Task: Transcribe all of the records word for word, but omit the pictures.

Supplied data:
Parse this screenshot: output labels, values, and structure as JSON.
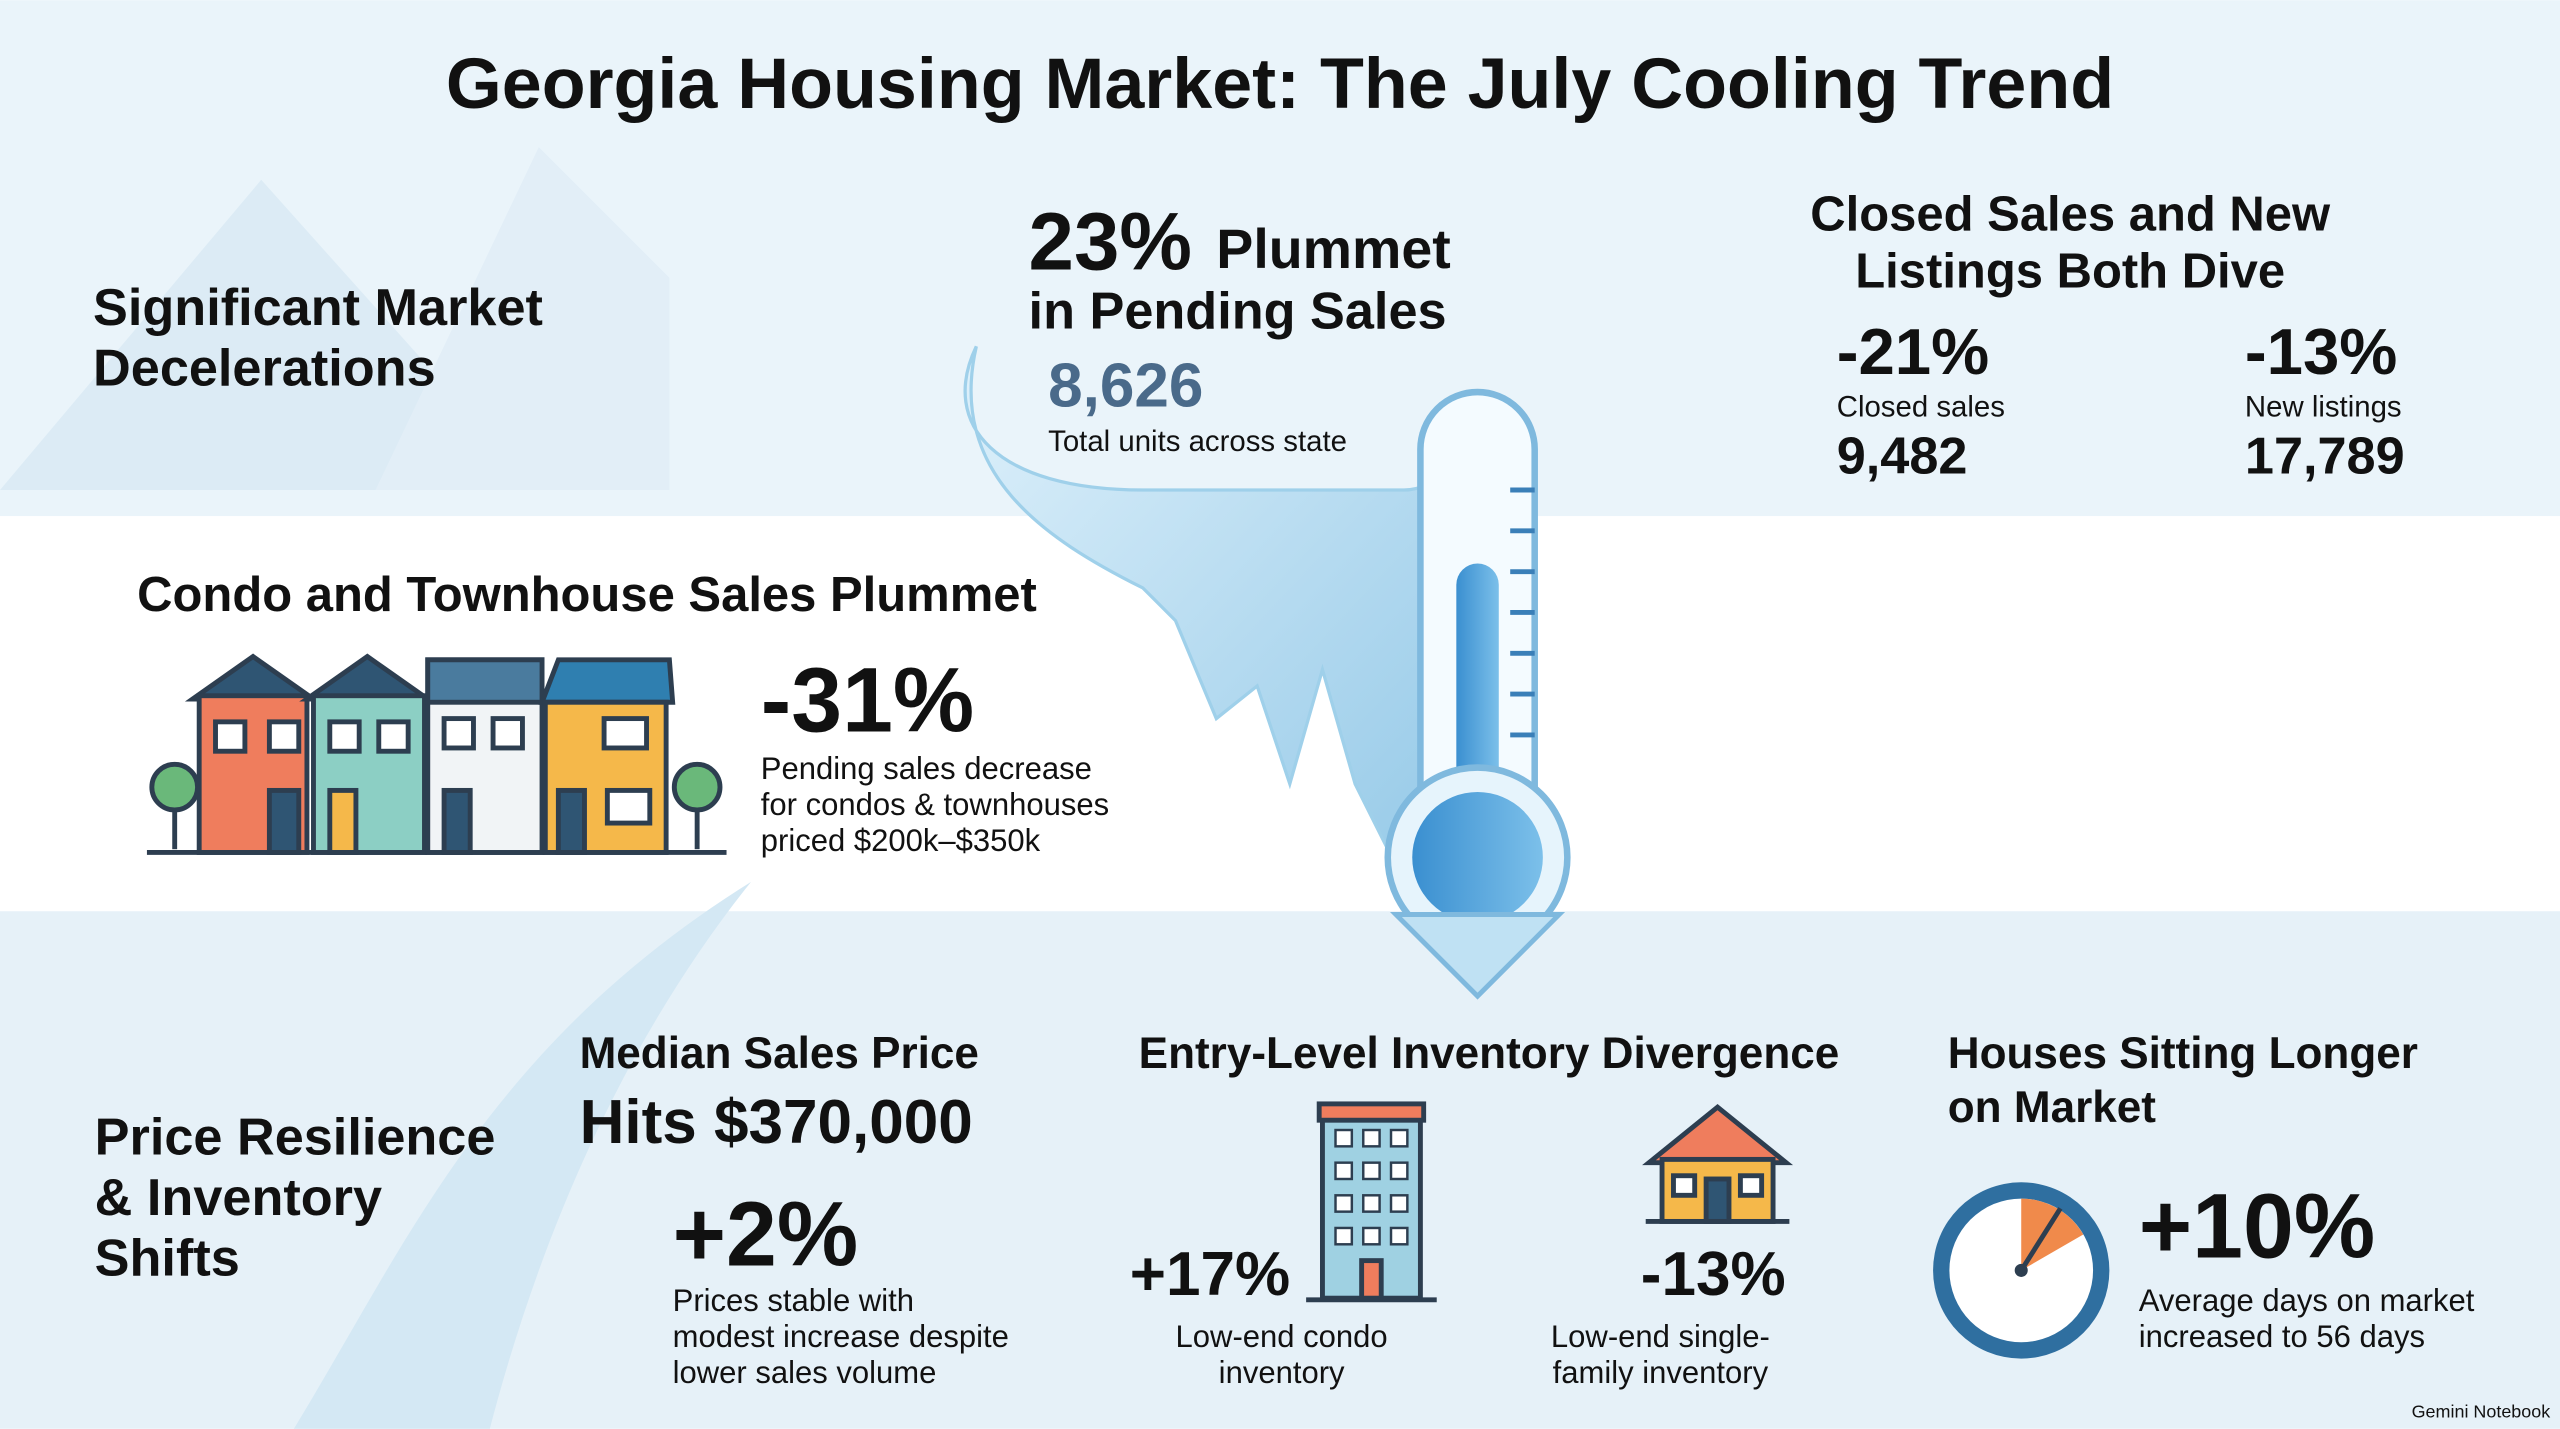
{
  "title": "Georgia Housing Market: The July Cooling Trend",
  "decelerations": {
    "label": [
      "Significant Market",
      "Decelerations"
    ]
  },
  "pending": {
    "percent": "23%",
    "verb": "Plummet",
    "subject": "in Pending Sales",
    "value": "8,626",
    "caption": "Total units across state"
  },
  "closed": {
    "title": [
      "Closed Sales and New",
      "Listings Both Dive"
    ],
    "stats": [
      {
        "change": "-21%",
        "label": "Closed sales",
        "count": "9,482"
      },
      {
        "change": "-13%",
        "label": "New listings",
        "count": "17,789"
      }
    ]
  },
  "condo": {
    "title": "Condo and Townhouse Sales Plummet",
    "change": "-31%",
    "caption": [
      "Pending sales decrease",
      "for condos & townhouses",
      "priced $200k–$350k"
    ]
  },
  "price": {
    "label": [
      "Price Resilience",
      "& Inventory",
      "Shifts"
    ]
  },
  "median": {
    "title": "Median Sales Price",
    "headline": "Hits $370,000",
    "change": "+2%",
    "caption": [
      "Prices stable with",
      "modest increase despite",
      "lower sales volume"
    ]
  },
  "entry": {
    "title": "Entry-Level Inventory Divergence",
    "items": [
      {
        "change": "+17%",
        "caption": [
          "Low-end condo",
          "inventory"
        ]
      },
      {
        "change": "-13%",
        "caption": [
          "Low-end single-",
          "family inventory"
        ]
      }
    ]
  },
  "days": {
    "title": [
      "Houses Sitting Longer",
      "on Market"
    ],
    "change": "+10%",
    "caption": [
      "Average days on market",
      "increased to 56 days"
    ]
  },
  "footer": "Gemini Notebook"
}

Exercise solution:
Parse this screenshot: output labels, values, and structure as JSON.
{
  "title": "Georgia Housing Market: The July Cooling Trend",
  "decelerations": {
    "label": [
      "Significant Market",
      "Decelerations"
    ]
  },
  "pending": {
    "percent": "23%",
    "verb": "Plummet",
    "subject": "in Pending Sales",
    "value": "8,626",
    "caption": "Total units across state"
  },
  "closed": {
    "title": [
      "Closed Sales and New",
      "Listings Both Dive"
    ],
    "stats": [
      {
        "change": "-21%",
        "label": "Closed sales",
        "count": "9,482"
      },
      {
        "change": "-13%",
        "label": "New listings",
        "count": "17,789"
      }
    ]
  },
  "condo": {
    "title": "Condo and Townhouse Sales Plummet",
    "change": "-31%",
    "caption": [
      "Pending sales decrease",
      "for condos & townhouses",
      "priced $200k–$350k"
    ]
  },
  "price": {
    "label": [
      "Price Resilience",
      "& Inventory",
      "Shifts"
    ]
  },
  "median": {
    "title": "Median Sales Price",
    "headline": "Hits $370,000",
    "change": "+2%",
    "caption": [
      "Prices stable with",
      "modest increase despite",
      "lower sales volume"
    ]
  },
  "entry": {
    "title": "Entry-Level Inventory Divergence",
    "items": [
      {
        "change": "+17%",
        "caption": [
          "Low-end condo",
          "inventory"
        ]
      },
      {
        "change": "-13%",
        "caption": [
          "Low-end single-",
          "family inventory"
        ]
      }
    ]
  },
  "days": {
    "title": [
      "Houses Sitting Longer",
      "on Market"
    ],
    "change": "+10%",
    "caption": [
      "Average days on market",
      "increased to 56 days"
    ]
  },
  "footer": "Gemini Notebook"
}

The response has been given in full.